▶ **What is needed**: Provide only the number of lines in the listing that contain the string "content".

▶ **Items**:
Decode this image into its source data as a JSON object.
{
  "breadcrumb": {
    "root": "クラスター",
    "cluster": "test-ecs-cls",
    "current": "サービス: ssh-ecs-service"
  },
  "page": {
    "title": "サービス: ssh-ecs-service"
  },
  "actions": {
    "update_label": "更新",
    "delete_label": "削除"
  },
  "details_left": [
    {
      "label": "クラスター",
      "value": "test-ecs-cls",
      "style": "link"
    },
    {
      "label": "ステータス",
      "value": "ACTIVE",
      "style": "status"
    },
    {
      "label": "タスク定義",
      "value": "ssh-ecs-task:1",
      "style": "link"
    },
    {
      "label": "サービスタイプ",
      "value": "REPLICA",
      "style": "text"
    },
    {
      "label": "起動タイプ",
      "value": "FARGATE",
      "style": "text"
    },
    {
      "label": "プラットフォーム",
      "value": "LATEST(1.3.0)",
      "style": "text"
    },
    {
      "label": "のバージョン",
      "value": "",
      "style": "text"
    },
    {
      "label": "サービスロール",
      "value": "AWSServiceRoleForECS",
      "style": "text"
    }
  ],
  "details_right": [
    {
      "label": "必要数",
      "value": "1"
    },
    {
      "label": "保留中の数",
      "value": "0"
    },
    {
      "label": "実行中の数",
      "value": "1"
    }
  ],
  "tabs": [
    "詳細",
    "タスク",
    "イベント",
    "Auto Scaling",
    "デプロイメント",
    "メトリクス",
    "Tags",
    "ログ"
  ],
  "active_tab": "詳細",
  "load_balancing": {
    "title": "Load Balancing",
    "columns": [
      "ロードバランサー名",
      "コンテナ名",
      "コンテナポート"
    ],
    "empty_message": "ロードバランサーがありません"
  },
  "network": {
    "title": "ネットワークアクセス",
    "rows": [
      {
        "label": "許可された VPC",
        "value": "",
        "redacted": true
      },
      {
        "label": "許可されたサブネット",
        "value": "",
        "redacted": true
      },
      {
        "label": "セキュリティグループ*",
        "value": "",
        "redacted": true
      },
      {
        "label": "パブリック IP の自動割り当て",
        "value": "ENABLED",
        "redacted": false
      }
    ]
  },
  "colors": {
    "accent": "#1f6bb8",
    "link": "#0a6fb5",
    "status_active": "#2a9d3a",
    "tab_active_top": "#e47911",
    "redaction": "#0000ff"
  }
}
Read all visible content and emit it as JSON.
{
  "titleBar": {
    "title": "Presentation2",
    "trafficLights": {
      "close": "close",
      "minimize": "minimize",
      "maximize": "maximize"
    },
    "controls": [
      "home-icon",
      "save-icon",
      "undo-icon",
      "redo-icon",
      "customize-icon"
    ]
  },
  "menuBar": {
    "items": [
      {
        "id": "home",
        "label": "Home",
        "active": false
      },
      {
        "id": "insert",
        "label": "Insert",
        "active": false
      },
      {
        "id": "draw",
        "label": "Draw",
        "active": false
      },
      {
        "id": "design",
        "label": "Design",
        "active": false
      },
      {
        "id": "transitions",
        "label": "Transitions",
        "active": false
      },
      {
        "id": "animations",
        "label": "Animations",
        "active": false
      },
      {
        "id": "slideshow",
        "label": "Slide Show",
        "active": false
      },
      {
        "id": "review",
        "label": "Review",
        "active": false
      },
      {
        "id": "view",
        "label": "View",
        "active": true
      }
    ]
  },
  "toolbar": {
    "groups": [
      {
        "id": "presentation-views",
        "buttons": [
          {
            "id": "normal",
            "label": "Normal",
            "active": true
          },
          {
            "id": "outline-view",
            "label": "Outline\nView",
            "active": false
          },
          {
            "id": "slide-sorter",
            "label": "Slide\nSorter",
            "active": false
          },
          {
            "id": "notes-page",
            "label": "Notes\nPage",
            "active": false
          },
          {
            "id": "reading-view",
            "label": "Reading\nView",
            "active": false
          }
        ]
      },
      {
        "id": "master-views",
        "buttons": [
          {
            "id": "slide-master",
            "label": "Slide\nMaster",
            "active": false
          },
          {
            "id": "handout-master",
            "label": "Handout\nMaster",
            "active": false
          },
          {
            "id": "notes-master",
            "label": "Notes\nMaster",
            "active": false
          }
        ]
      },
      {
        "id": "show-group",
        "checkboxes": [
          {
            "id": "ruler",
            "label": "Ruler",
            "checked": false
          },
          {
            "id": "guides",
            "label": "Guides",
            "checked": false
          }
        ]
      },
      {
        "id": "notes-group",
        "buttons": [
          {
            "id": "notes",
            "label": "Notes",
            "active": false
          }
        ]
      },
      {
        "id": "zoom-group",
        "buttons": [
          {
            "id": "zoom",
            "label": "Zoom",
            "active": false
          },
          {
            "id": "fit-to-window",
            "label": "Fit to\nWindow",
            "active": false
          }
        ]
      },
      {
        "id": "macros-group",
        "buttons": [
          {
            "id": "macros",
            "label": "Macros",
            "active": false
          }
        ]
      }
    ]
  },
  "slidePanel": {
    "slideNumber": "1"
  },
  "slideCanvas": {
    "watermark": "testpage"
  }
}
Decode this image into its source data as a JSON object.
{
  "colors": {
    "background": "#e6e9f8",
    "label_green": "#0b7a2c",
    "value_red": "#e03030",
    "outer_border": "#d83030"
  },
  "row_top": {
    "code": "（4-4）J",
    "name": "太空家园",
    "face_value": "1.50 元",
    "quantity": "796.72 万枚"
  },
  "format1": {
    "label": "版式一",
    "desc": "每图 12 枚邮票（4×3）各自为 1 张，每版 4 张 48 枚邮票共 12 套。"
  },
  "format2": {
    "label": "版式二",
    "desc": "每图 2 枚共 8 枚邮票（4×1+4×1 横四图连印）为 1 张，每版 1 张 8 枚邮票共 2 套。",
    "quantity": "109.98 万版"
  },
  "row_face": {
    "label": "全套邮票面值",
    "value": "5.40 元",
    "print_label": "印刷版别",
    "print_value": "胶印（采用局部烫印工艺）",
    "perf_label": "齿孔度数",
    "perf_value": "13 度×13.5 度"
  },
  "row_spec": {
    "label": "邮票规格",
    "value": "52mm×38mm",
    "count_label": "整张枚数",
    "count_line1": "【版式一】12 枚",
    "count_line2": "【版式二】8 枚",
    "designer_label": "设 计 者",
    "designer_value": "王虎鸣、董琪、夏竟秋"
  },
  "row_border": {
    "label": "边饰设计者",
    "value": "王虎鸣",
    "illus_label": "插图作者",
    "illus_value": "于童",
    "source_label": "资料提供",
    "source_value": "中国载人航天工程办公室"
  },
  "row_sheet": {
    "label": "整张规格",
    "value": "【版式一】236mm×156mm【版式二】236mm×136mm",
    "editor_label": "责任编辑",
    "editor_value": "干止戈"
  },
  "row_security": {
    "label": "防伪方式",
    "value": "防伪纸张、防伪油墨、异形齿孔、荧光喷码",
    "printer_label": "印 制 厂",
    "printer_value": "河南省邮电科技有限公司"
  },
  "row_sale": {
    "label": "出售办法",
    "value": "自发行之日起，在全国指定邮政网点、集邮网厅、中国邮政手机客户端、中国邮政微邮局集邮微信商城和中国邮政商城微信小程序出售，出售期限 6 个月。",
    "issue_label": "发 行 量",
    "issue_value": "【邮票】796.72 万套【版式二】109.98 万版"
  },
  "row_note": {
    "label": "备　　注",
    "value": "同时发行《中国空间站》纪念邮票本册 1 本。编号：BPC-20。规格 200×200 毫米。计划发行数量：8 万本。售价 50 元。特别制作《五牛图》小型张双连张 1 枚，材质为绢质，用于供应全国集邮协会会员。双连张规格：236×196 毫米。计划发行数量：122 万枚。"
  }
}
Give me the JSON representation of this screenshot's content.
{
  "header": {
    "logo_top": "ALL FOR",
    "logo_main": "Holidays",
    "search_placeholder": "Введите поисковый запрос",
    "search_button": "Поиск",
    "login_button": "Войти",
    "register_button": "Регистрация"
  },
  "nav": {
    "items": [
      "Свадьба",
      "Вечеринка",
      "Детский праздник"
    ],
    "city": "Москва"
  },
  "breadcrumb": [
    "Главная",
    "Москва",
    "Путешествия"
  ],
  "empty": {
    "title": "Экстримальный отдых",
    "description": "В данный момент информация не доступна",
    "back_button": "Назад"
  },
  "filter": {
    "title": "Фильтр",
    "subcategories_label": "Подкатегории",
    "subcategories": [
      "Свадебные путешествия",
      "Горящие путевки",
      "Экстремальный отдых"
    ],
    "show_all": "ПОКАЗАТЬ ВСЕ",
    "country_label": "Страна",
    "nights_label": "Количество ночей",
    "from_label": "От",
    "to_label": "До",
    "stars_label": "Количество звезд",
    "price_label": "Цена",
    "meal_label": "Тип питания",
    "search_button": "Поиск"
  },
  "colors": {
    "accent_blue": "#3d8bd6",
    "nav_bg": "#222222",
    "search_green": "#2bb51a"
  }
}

▶ **Written reply**: 2